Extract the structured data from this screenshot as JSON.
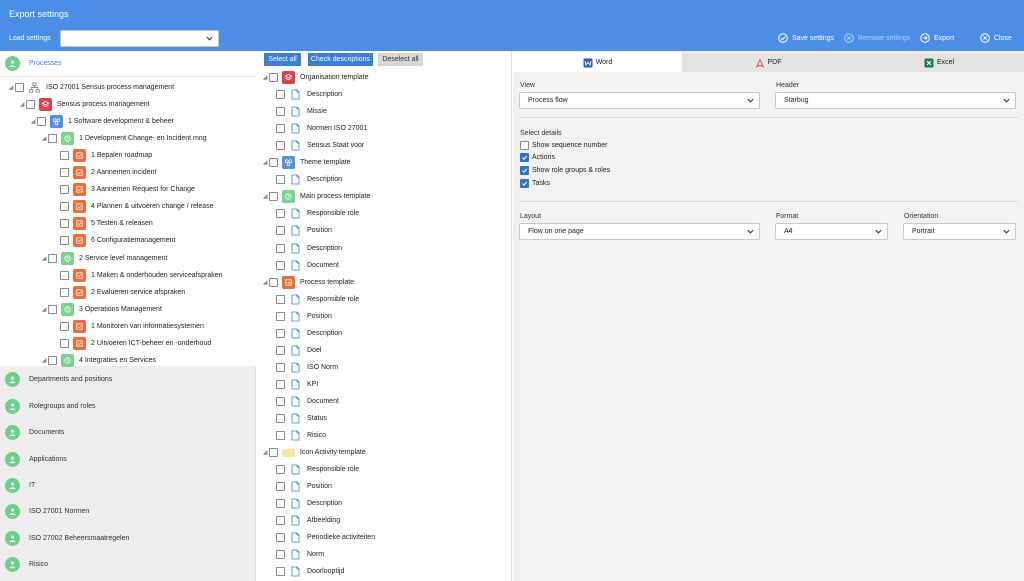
{
  "header": {
    "title": "Export settings",
    "load_label": "Load settings",
    "load_value": "",
    "save": "Save settings",
    "remove": "Remove settings",
    "export": "Export",
    "close": "Close"
  },
  "sections": [
    {
      "label": "Processes",
      "icon": "processes-icon",
      "active": true
    },
    {
      "label": "Departments and positions",
      "icon": "department-icon"
    },
    {
      "label": "Rolegroups and roles",
      "icon": "roles-icon"
    },
    {
      "label": "Documents",
      "icon": "document-icon"
    },
    {
      "label": "Applications",
      "icon": "application-icon"
    },
    {
      "label": "IT",
      "icon": "it-icon"
    },
    {
      "label": "ISO 27001 Normen",
      "icon": "warning-icon"
    },
    {
      "label": "ISO 27002 Beheersmaatregelen",
      "icon": "warning-icon"
    },
    {
      "label": "Risico",
      "icon": "warning-icon"
    }
  ],
  "tree": [
    {
      "label": "ISO 27001 Sensus process management",
      "level": 0,
      "icon": "hierarchy"
    },
    {
      "label": "Sensus process management",
      "level": 1,
      "icon": "red"
    },
    {
      "label": "1 Software development & beheer",
      "level": 2,
      "icon": "blue"
    },
    {
      "label": "1 Development Change- en Incident mng",
      "level": 3,
      "icon": "green"
    },
    {
      "label": "1 Bepalen roadmap",
      "level": 4,
      "icon": "orange"
    },
    {
      "label": "2 Aannemen incident",
      "level": 4,
      "icon": "orange"
    },
    {
      "label": "3 Aannemen Request for Change",
      "level": 4,
      "icon": "orange"
    },
    {
      "label": "4 Plannen & uitvoeren change / release",
      "level": 4,
      "icon": "orange"
    },
    {
      "label": "5 Testen & releasen",
      "level": 4,
      "icon": "orange"
    },
    {
      "label": "6 Configuratiemanagement",
      "level": 4,
      "icon": "orange"
    },
    {
      "label": "2 Service level management",
      "level": 3,
      "icon": "green"
    },
    {
      "label": "1 Maken & onderhouden serviceafspraken",
      "level": 4,
      "icon": "orange"
    },
    {
      "label": "2 Evalueren service afspraken",
      "level": 4,
      "icon": "orange"
    },
    {
      "label": "3 Operations Management",
      "level": 3,
      "icon": "green"
    },
    {
      "label": "1 Monitoren van informatiesystemen",
      "level": 4,
      "icon": "orange"
    },
    {
      "label": "2 Uitvoeren ICT-beheer en -onderhoud",
      "level": 4,
      "icon": "orange"
    },
    {
      "label": "4 Integraties en Services",
      "level": 3,
      "icon": "green"
    }
  ],
  "middle": {
    "select_all": "Select all",
    "check_descriptions": "Check descriptions",
    "deselect_all": "Deselect all"
  },
  "templates": [
    {
      "label": "Organisation template",
      "icon": "red",
      "fields": [
        "Description",
        "Missie",
        "Normen ISO 27001",
        "Sensus Staat voor"
      ]
    },
    {
      "label": "Theme template",
      "icon": "blue",
      "fields": [
        "Description"
      ]
    },
    {
      "label": "Main process template",
      "icon": "green",
      "fields": [
        "Responsible role",
        "Position",
        "Description",
        "Document"
      ]
    },
    {
      "label": "Process template",
      "icon": "orange",
      "fields": [
        "Responsible role",
        "Position",
        "Description",
        "Doel",
        "ISO Norm",
        "KPI",
        "Document",
        "Status",
        "Risico"
      ]
    },
    {
      "label": "Icon Activity template",
      "icon": "yellow",
      "fields": [
        "Responsible role",
        "Position",
        "Description",
        "Afbeelding",
        "Periodieke activiteiten",
        "Norm",
        "Doorlooptijd"
      ]
    }
  ],
  "tabs": [
    {
      "label": "Word",
      "icon": "word-icon",
      "active": true
    },
    {
      "label": "PDF",
      "icon": "pdf-icon"
    },
    {
      "label": "Excel",
      "icon": "excel-icon"
    }
  ],
  "settings": {
    "view_label": "View",
    "view_value": "Process flow",
    "header_label": "Header",
    "header_value": "Starbug",
    "details_label": "Select details",
    "details": [
      {
        "label": "Show sequence number",
        "checked": false
      },
      {
        "label": "Actions",
        "checked": true
      },
      {
        "label": "Show role groups & roles",
        "checked": true
      },
      {
        "label": "Tasks",
        "checked": true
      }
    ],
    "layout_label": "Layout",
    "layout_value": "Flow on one page",
    "format_label": "Format",
    "format_value": "A4",
    "orientation_label": "Orientation",
    "orientation_value": "Portrait"
  },
  "colors": {
    "header": "#4a8ee6",
    "accent": "#3b7ed6",
    "green": "#6fcf8c",
    "red": "#d9414c",
    "orange": "#e86e3a"
  }
}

TO BE DONE ▸ Each entry gets copied exactly; the pictures stay out.

RESPONSE TO THE TASK ▸
Extract the structured data from this screenshot as JSON.
{
  "header": {
    "title": "Export settings",
    "load_label": "Load settings",
    "load_value": "",
    "save": "Save settings",
    "remove": "Remove settings",
    "export": "Export",
    "close": "Close"
  },
  "sections": [
    {
      "label": "Processes",
      "icon": "processes-icon",
      "active": true
    },
    {
      "label": "Departments and positions",
      "icon": "department-icon"
    },
    {
      "label": "Rolegroups and roles",
      "icon": "roles-icon"
    },
    {
      "label": "Documents",
      "icon": "document-icon"
    },
    {
      "label": "Applications",
      "icon": "application-icon"
    },
    {
      "label": "IT",
      "icon": "it-icon"
    },
    {
      "label": "ISO 27001 Normen",
      "icon": "warning-icon"
    },
    {
      "label": "ISO 27002 Beheersmaatregelen",
      "icon": "warning-icon"
    },
    {
      "label": "Risico",
      "icon": "warning-icon"
    }
  ],
  "tree": [
    {
      "label": "ISO 27001 Sensus process management",
      "level": 0,
      "icon": "hierarchy"
    },
    {
      "label": "Sensus process management",
      "level": 1,
      "icon": "red"
    },
    {
      "label": "1 Software development & beheer",
      "level": 2,
      "icon": "blue"
    },
    {
      "label": "1 Development Change- en Incident mng",
      "level": 3,
      "icon": "green"
    },
    {
      "label": "1 Bepalen roadmap",
      "level": 4,
      "icon": "orange"
    },
    {
      "label": "2 Aannemen incident",
      "level": 4,
      "icon": "orange"
    },
    {
      "label": "3 Aannemen Request for Change",
      "level": 4,
      "icon": "orange"
    },
    {
      "label": "4 Plannen & uitvoeren change / release",
      "level": 4,
      "icon": "orange"
    },
    {
      "label": "5 Testen & releasen",
      "level": 4,
      "icon": "orange"
    },
    {
      "label": "6 Configuratiemanagement",
      "level": 4,
      "icon": "orange"
    },
    {
      "label": "2 Service level management",
      "level": 3,
      "icon": "green"
    },
    {
      "label": "1 Maken & onderhouden serviceafspraken",
      "level": 4,
      "icon": "orange"
    },
    {
      "label": "2 Evalueren service afspraken",
      "level": 4,
      "icon": "orange"
    },
    {
      "label": "3 Operations Management",
      "level": 3,
      "icon": "green"
    },
    {
      "label": "1 Monitoren van informatiesystemen",
      "level": 4,
      "icon": "orange"
    },
    {
      "label": "2 Uitvoeren ICT-beheer en -onderhoud",
      "level": 4,
      "icon": "orange"
    },
    {
      "label": "4 Integraties en Services",
      "level": 3,
      "icon": "green"
    }
  ],
  "middle": {
    "select_all": "Select all",
    "check_descriptions": "Check descriptions",
    "deselect_all": "Deselect all"
  },
  "templates": [
    {
      "label": "Organisation template",
      "icon": "red",
      "fields": [
        "Description",
        "Missie",
        "Normen ISO 27001",
        "Sensus Staat voor"
      ]
    },
    {
      "label": "Theme template",
      "icon": "blue",
      "fields": [
        "Description"
      ]
    },
    {
      "label": "Main process template",
      "icon": "green",
      "fields": [
        "Responsible role",
        "Position",
        "Description",
        "Document"
      ]
    },
    {
      "label": "Process template",
      "icon": "orange",
      "fields": [
        "Responsible role",
        "Position",
        "Description",
        "Doel",
        "ISO Norm",
        "KPI",
        "Document",
        "Status",
        "Risico"
      ]
    },
    {
      "label": "Icon Activity template",
      "icon": "yellow",
      "fields": [
        "Responsible role",
        "Position",
        "Description",
        "Afbeelding",
        "Periodieke activiteiten",
        "Norm",
        "Doorlooptijd"
      ]
    }
  ],
  "tabs": [
    {
      "label": "Word",
      "icon": "word-icon",
      "active": true
    },
    {
      "label": "PDF",
      "icon": "pdf-icon"
    },
    {
      "label": "Excel",
      "icon": "excel-icon"
    }
  ],
  "settings": {
    "view_label": "View",
    "view_value": "Process flow",
    "header_label": "Header",
    "header_value": "Starbug",
    "details_label": "Select details",
    "details": [
      {
        "label": "Show sequence number",
        "checked": false
      },
      {
        "label": "Actions",
        "checked": true
      },
      {
        "label": "Show role groups & roles",
        "checked": true
      },
      {
        "label": "Tasks",
        "checked": true
      }
    ],
    "layout_label": "Layout",
    "layout_value": "Flow on one page",
    "format_label": "Format",
    "format_value": "A4",
    "orientation_label": "Orientation",
    "orientation_value": "Portrait"
  },
  "colors": {
    "header": "#4a8ee6",
    "accent": "#3b7ed6",
    "green": "#6fcf8c",
    "red": "#d9414c",
    "orange": "#e86e3a"
  }
}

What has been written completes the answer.